### WHAT IS ASKED
Copy out all lines that carry the word "市场营销".

### MATERIAL SUPPLIED
----

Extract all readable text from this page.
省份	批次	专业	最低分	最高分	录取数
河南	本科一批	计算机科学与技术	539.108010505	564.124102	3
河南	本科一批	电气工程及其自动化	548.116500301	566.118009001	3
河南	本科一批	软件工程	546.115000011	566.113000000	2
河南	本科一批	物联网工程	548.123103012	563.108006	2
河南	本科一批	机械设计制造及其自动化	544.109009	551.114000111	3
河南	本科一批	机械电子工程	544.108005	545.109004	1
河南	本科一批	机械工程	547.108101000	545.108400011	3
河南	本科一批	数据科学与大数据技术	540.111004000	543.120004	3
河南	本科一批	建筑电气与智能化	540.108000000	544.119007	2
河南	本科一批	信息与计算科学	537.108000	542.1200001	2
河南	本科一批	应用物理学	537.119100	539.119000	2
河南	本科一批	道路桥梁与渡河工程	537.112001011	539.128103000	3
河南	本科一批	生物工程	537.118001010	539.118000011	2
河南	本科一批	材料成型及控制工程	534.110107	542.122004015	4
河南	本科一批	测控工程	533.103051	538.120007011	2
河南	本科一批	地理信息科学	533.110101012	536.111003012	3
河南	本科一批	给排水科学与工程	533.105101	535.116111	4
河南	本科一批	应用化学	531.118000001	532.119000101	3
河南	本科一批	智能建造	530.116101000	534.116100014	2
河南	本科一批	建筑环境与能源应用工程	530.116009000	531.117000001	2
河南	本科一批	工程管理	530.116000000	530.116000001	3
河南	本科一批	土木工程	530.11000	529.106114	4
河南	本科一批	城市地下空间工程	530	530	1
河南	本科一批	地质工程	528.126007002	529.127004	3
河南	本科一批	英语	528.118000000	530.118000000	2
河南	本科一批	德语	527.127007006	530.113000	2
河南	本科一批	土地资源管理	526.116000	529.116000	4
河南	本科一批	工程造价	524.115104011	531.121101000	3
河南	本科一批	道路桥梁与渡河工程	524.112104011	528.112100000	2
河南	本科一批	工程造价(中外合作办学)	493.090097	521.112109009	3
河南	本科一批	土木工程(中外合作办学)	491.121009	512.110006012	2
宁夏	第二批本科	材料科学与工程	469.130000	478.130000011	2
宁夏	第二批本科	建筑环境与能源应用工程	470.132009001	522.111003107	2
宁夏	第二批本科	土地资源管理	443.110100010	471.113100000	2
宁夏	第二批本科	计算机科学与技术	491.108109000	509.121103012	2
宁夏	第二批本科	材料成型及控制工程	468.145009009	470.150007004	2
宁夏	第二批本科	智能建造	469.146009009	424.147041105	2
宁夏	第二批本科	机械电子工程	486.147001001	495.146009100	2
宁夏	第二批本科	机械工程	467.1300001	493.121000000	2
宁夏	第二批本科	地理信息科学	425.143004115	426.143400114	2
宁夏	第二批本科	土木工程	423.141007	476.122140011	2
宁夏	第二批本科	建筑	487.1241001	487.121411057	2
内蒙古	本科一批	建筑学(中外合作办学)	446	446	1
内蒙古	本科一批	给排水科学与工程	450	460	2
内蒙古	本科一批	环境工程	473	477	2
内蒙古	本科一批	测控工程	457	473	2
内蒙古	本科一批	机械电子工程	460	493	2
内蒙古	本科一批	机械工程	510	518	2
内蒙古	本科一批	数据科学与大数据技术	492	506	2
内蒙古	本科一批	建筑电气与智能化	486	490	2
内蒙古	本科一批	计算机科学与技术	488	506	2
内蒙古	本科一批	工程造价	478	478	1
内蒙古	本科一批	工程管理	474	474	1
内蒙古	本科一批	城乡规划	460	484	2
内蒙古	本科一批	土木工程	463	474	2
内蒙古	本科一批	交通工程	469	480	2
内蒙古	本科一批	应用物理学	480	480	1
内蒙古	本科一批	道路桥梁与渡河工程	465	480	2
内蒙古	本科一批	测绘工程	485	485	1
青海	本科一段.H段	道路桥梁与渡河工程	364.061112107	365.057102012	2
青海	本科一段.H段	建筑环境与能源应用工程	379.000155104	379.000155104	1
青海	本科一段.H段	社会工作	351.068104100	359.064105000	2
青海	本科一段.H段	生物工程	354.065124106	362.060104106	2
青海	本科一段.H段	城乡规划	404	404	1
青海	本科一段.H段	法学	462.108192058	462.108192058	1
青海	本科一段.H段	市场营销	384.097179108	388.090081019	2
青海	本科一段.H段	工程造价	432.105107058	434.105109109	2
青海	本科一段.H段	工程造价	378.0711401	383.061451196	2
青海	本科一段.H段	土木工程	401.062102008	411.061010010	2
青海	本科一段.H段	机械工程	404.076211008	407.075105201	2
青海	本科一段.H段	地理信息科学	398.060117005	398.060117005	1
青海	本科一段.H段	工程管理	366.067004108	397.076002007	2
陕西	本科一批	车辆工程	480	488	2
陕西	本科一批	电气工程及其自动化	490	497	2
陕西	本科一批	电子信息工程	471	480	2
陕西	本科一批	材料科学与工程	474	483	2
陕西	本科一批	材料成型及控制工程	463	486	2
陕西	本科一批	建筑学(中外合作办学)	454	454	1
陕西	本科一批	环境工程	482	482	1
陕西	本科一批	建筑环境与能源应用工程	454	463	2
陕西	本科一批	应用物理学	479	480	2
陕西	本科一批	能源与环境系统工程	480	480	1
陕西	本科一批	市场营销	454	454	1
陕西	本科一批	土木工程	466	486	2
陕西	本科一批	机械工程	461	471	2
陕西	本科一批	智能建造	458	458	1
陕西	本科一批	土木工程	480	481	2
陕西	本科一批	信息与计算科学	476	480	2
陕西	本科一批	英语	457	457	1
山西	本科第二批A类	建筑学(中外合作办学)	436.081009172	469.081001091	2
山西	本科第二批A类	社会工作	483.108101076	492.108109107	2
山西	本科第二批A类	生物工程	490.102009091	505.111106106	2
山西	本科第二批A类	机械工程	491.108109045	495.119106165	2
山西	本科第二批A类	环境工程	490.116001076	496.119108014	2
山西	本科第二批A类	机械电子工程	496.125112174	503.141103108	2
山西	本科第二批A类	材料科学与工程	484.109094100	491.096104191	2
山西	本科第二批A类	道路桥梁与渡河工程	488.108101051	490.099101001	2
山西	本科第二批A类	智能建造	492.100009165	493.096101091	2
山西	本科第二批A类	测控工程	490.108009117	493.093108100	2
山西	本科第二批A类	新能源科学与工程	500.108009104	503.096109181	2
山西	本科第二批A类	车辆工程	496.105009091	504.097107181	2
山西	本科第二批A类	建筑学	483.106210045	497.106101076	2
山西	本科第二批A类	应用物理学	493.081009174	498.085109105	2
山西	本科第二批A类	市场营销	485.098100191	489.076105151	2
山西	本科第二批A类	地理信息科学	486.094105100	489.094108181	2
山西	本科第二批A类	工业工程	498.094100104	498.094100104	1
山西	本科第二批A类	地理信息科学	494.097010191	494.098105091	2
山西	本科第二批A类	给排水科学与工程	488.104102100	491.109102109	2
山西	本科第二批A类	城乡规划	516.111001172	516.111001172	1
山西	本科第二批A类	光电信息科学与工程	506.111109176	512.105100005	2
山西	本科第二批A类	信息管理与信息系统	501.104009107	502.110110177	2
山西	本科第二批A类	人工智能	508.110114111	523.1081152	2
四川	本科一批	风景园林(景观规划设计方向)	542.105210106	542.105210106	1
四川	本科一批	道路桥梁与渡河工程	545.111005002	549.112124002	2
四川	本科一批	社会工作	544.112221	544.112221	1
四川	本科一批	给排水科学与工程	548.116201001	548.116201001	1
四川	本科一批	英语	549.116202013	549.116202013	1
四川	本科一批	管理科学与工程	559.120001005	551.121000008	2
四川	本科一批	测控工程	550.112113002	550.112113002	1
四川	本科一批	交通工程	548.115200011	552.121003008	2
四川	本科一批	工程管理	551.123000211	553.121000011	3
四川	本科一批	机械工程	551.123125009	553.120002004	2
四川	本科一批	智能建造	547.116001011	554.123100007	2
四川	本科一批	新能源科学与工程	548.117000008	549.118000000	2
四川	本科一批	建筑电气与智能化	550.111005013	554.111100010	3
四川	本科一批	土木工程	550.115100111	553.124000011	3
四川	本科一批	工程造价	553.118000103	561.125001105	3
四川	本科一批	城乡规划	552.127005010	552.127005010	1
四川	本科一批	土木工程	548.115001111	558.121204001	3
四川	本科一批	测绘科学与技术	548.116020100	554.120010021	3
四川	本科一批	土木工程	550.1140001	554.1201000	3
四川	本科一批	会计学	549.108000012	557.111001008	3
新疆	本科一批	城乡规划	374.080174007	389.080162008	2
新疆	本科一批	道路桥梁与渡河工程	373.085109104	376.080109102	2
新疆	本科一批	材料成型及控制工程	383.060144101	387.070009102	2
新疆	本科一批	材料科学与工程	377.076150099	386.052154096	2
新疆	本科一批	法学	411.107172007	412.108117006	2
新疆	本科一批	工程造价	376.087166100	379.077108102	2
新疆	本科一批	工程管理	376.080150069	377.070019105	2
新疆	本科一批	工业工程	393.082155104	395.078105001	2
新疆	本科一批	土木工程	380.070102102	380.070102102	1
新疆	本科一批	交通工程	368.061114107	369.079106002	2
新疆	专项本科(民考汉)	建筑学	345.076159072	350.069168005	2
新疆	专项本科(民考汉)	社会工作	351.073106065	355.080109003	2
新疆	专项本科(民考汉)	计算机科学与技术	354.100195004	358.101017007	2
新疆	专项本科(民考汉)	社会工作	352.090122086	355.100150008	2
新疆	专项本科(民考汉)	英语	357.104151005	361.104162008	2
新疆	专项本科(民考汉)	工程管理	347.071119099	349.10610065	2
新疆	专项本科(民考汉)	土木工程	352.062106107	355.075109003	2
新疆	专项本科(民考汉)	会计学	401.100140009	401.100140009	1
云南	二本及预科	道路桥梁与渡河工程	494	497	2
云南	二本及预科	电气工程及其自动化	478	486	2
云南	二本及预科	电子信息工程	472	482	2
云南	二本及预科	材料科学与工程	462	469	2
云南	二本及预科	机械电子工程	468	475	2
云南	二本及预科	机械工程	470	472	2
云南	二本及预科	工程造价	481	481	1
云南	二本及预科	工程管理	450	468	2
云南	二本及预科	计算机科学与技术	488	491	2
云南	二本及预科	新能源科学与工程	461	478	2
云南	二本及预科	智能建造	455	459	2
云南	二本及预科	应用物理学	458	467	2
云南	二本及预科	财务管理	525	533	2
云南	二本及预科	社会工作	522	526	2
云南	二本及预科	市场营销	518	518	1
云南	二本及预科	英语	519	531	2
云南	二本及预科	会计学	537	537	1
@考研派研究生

----

### TASK RESULT
青海	本科一段.H段	市场营销	384.097179108	388.090081019	2
陕西	本科一批	市场营销	454	454	1
山西	本科第二批A类	市场营销	485.098100191	489.076105151	2
云南	二本及预科	市场营销	518	518	1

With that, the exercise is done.